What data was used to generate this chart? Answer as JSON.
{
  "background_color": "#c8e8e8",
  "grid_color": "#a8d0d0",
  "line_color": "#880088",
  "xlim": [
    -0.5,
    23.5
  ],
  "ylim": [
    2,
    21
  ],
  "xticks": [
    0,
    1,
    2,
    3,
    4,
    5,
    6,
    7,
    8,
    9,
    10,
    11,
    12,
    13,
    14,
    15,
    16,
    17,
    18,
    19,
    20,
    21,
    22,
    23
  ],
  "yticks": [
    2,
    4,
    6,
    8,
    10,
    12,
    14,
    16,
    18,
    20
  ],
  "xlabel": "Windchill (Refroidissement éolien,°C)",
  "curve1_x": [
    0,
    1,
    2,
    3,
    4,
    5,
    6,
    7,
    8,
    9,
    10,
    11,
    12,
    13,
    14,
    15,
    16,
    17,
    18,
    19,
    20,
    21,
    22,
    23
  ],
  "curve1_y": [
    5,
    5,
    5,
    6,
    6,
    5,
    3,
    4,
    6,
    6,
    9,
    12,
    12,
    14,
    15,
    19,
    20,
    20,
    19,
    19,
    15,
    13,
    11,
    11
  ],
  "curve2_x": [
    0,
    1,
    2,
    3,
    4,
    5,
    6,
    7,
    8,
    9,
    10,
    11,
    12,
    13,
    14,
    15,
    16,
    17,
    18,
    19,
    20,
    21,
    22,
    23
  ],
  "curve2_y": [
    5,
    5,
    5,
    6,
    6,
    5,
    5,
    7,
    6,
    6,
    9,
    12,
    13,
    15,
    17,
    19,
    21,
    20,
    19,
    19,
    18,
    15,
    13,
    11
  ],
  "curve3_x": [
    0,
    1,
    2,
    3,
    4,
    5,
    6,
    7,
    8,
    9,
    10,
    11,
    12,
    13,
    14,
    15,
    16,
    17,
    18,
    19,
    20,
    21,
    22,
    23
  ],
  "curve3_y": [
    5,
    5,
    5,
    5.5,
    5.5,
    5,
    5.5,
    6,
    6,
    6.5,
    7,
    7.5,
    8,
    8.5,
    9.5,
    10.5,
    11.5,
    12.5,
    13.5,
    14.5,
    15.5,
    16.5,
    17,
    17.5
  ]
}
--
The problem => Each record should come back exactly as written.

Solution for this exercise =>
What data was used to generate this chart? Answer as JSON.
{
  "background_color": "#c8e8e8",
  "grid_color": "#a8d0d0",
  "line_color": "#880088",
  "xlim": [
    -0.5,
    23.5
  ],
  "ylim": [
    2,
    21
  ],
  "xticks": [
    0,
    1,
    2,
    3,
    4,
    5,
    6,
    7,
    8,
    9,
    10,
    11,
    12,
    13,
    14,
    15,
    16,
    17,
    18,
    19,
    20,
    21,
    22,
    23
  ],
  "yticks": [
    2,
    4,
    6,
    8,
    10,
    12,
    14,
    16,
    18,
    20
  ],
  "xlabel": "Windchill (Refroidissement éolien,°C)",
  "curve1_x": [
    0,
    1,
    2,
    3,
    4,
    5,
    6,
    7,
    8,
    9,
    10,
    11,
    12,
    13,
    14,
    15,
    16,
    17,
    18,
    19,
    20,
    21,
    22,
    23
  ],
  "curve1_y": [
    5,
    5,
    5,
    6,
    6,
    5,
    3,
    4,
    6,
    6,
    9,
    12,
    12,
    14,
    15,
    19,
    20,
    20,
    19,
    19,
    15,
    13,
    11,
    11
  ],
  "curve2_x": [
    0,
    1,
    2,
    3,
    4,
    5,
    6,
    7,
    8,
    9,
    10,
    11,
    12,
    13,
    14,
    15,
    16,
    17,
    18,
    19,
    20,
    21,
    22,
    23
  ],
  "curve2_y": [
    5,
    5,
    5,
    6,
    6,
    5,
    5,
    7,
    6,
    6,
    9,
    12,
    13,
    15,
    17,
    19,
    21,
    20,
    19,
    19,
    18,
    15,
    13,
    11
  ],
  "curve3_x": [
    0,
    1,
    2,
    3,
    4,
    5,
    6,
    7,
    8,
    9,
    10,
    11,
    12,
    13,
    14,
    15,
    16,
    17,
    18,
    19,
    20,
    21,
    22,
    23
  ],
  "curve3_y": [
    5,
    5,
    5,
    5.5,
    5.5,
    5,
    5.5,
    6,
    6,
    6.5,
    7,
    7.5,
    8,
    8.5,
    9.5,
    10.5,
    11.5,
    12.5,
    13.5,
    14.5,
    15.5,
    16.5,
    17,
    17.5
  ]
}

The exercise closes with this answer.